## WORK TO DO
The records below must be output exactly, without pictures.

## RECORDS FOR THE TASK
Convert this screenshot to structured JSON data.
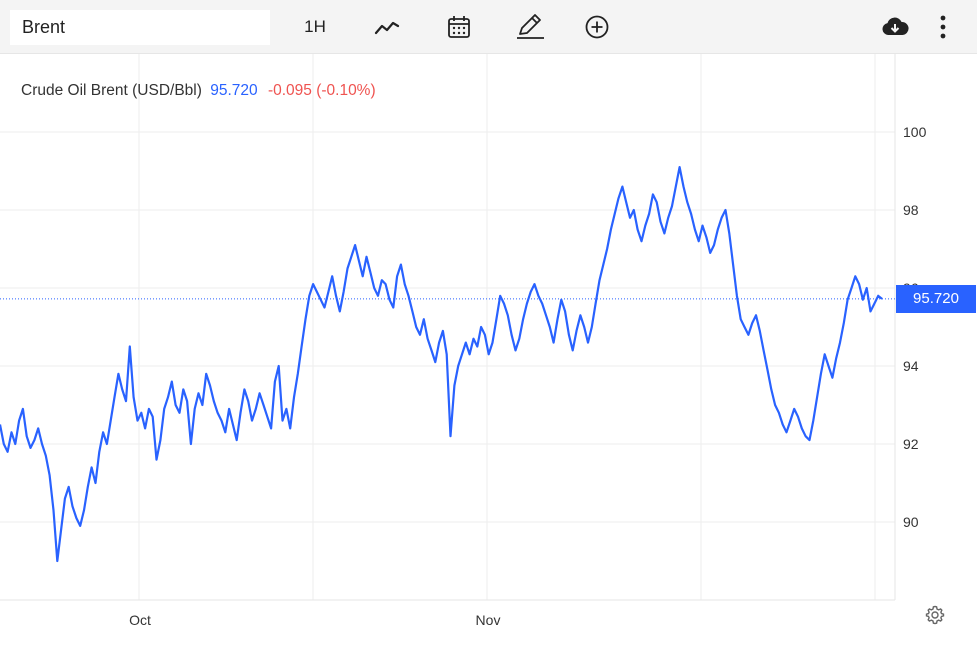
{
  "toolbar": {
    "symbol_value": "Brent",
    "interval_label": "1H",
    "icons": [
      "chart-type-icon",
      "calendar-icon",
      "pencil-icon",
      "plus-circle-icon",
      "cloud-download-icon",
      "more-vertical-icon"
    ]
  },
  "legend": {
    "name": "Crude Oil Brent (USD/Bbl)",
    "last": "95.720",
    "change": "-0.095 (-0.10%)"
  },
  "price_tag": "95.720",
  "colors": {
    "line": "#2962ff",
    "negative": "#ef5350",
    "grid": "#eeeeee",
    "toolbar_bg": "#f4f4f4"
  },
  "chart_data": {
    "type": "line",
    "title": "Crude Oil Brent (USD/Bbl)",
    "xlabel": "",
    "ylabel": "",
    "x_ticks": [
      "Oct",
      "Nov"
    ],
    "y_ticks": [
      90,
      92,
      94,
      96,
      98,
      100
    ],
    "ylim": [
      88.0,
      102.0
    ],
    "grid": true,
    "last_value": 95.72,
    "series": [
      {
        "values": [
          92.5,
          92.0,
          91.8,
          92.3,
          92.0,
          92.6,
          92.9,
          92.2,
          91.9,
          92.1,
          92.4,
          92.0,
          91.7,
          91.2,
          90.3,
          89.0,
          89.8,
          90.6,
          90.9,
          90.4,
          90.1,
          89.9,
          90.3,
          90.9,
          91.4,
          91.0,
          91.8,
          92.3,
          92.0,
          92.6,
          93.2,
          93.8,
          93.4,
          93.1,
          94.5,
          93.2,
          92.6,
          92.8,
          92.4,
          92.9,
          92.7,
          91.6,
          92.1,
          92.9,
          93.2,
          93.6,
          93.0,
          92.8,
          93.4,
          93.1,
          92.0,
          92.9,
          93.3,
          93.0,
          93.8,
          93.5,
          93.1,
          92.8,
          92.6,
          92.3,
          92.9,
          92.5,
          92.1,
          92.8,
          93.4,
          93.1,
          92.6,
          92.9,
          93.3,
          93.0,
          92.7,
          92.4,
          93.6,
          94.0,
          92.6,
          92.9,
          92.4,
          93.2,
          93.8,
          94.5,
          95.2,
          95.8,
          96.1,
          95.9,
          95.7,
          95.5,
          95.9,
          96.3,
          95.8,
          95.4,
          95.9,
          96.5,
          96.8,
          97.1,
          96.7,
          96.3,
          96.8,
          96.4,
          96.0,
          95.8,
          96.2,
          96.1,
          95.7,
          95.5,
          96.3,
          96.6,
          96.1,
          95.8,
          95.4,
          95.0,
          94.8,
          95.2,
          94.7,
          94.4,
          94.1,
          94.6,
          94.9,
          94.3,
          92.2,
          93.5,
          94.0,
          94.3,
          94.6,
          94.3,
          94.7,
          94.5,
          95.0,
          94.8,
          94.3,
          94.6,
          95.2,
          95.8,
          95.6,
          95.3,
          94.8,
          94.4,
          94.7,
          95.2,
          95.6,
          95.9,
          96.1,
          95.8,
          95.6,
          95.3,
          95.0,
          94.6,
          95.2,
          95.7,
          95.4,
          94.8,
          94.4,
          94.9,
          95.3,
          95.0,
          94.6,
          95.0,
          95.6,
          96.2,
          96.6,
          97.0,
          97.5,
          97.9,
          98.3,
          98.6,
          98.2,
          97.8,
          98.0,
          97.5,
          97.2,
          97.6,
          97.9,
          98.4,
          98.2,
          97.7,
          97.4,
          97.8,
          98.1,
          98.6,
          99.1,
          98.6,
          98.2,
          97.9,
          97.5,
          97.2,
          97.6,
          97.3,
          96.9,
          97.1,
          97.5,
          97.8,
          98.0,
          97.4,
          96.6,
          95.8,
          95.2,
          95.0,
          94.8,
          95.1,
          95.3,
          94.9,
          94.4,
          93.9,
          93.4,
          93.0,
          92.8,
          92.5,
          92.3,
          92.6,
          92.9,
          92.7,
          92.4,
          92.2,
          92.1,
          92.6,
          93.2,
          93.8,
          94.3,
          94.0,
          93.7,
          94.2,
          94.6,
          95.1,
          95.7,
          96.0,
          96.3,
          96.1,
          95.7,
          96.0,
          95.4,
          95.6,
          95.8,
          95.72
        ]
      }
    ]
  }
}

## RESULT BELOW
Convert this screenshot to structured JSON data.
{
  "toolbar": {
    "symbol_value": "Brent",
    "interval_label": "1H",
    "icons": [
      "chart-type-icon",
      "calendar-icon",
      "pencil-icon",
      "plus-circle-icon",
      "cloud-download-icon",
      "more-vertical-icon"
    ]
  },
  "legend": {
    "name": "Crude Oil Brent (USD/Bbl)",
    "last": "95.720",
    "change": "-0.095 (-0.10%)"
  },
  "price_tag": "95.720",
  "colors": {
    "line": "#2962ff",
    "negative": "#ef5350",
    "grid": "#eeeeee",
    "toolbar_bg": "#f4f4f4"
  },
  "chart_data": {
    "type": "line",
    "title": "Crude Oil Brent (USD/Bbl)",
    "xlabel": "",
    "ylabel": "",
    "x_ticks": [
      "Oct",
      "Nov"
    ],
    "y_ticks": [
      90,
      92,
      94,
      96,
      98,
      100
    ],
    "ylim": [
      88.0,
      102.0
    ],
    "grid": true,
    "last_value": 95.72,
    "series": [
      {
        "values": [
          92.5,
          92.0,
          91.8,
          92.3,
          92.0,
          92.6,
          92.9,
          92.2,
          91.9,
          92.1,
          92.4,
          92.0,
          91.7,
          91.2,
          90.3,
          89.0,
          89.8,
          90.6,
          90.9,
          90.4,
          90.1,
          89.9,
          90.3,
          90.9,
          91.4,
          91.0,
          91.8,
          92.3,
          92.0,
          92.6,
          93.2,
          93.8,
          93.4,
          93.1,
          94.5,
          93.2,
          92.6,
          92.8,
          92.4,
          92.9,
          92.7,
          91.6,
          92.1,
          92.9,
          93.2,
          93.6,
          93.0,
          92.8,
          93.4,
          93.1,
          92.0,
          92.9,
          93.3,
          93.0,
          93.8,
          93.5,
          93.1,
          92.8,
          92.6,
          92.3,
          92.9,
          92.5,
          92.1,
          92.8,
          93.4,
          93.1,
          92.6,
          92.9,
          93.3,
          93.0,
          92.7,
          92.4,
          93.6,
          94.0,
          92.6,
          92.9,
          92.4,
          93.2,
          93.8,
          94.5,
          95.2,
          95.8,
          96.1,
          95.9,
          95.7,
          95.5,
          95.9,
          96.3,
          95.8,
          95.4,
          95.9,
          96.5,
          96.8,
          97.1,
          96.7,
          96.3,
          96.8,
          96.4,
          96.0,
          95.8,
          96.2,
          96.1,
          95.7,
          95.5,
          96.3,
          96.6,
          96.1,
          95.8,
          95.4,
          95.0,
          94.8,
          95.2,
          94.7,
          94.4,
          94.1,
          94.6,
          94.9,
          94.3,
          92.2,
          93.5,
          94.0,
          94.3,
          94.6,
          94.3,
          94.7,
          94.5,
          95.0,
          94.8,
          94.3,
          94.6,
          95.2,
          95.8,
          95.6,
          95.3,
          94.8,
          94.4,
          94.7,
          95.2,
          95.6,
          95.9,
          96.1,
          95.8,
          95.6,
          95.3,
          95.0,
          94.6,
          95.2,
          95.7,
          95.4,
          94.8,
          94.4,
          94.9,
          95.3,
          95.0,
          94.6,
          95.0,
          95.6,
          96.2,
          96.6,
          97.0,
          97.5,
          97.9,
          98.3,
          98.6,
          98.2,
          97.8,
          98.0,
          97.5,
          97.2,
          97.6,
          97.9,
          98.4,
          98.2,
          97.7,
          97.4,
          97.8,
          98.1,
          98.6,
          99.1,
          98.6,
          98.2,
          97.9,
          97.5,
          97.2,
          97.6,
          97.3,
          96.9,
          97.1,
          97.5,
          97.8,
          98.0,
          97.4,
          96.6,
          95.8,
          95.2,
          95.0,
          94.8,
          95.1,
          95.3,
          94.9,
          94.4,
          93.9,
          93.4,
          93.0,
          92.8,
          92.5,
          92.3,
          92.6,
          92.9,
          92.7,
          92.4,
          92.2,
          92.1,
          92.6,
          93.2,
          93.8,
          94.3,
          94.0,
          93.7,
          94.2,
          94.6,
          95.1,
          95.7,
          96.0,
          96.3,
          96.1,
          95.7,
          96.0,
          95.4,
          95.6,
          95.8,
          95.72
        ]
      }
    ]
  }
}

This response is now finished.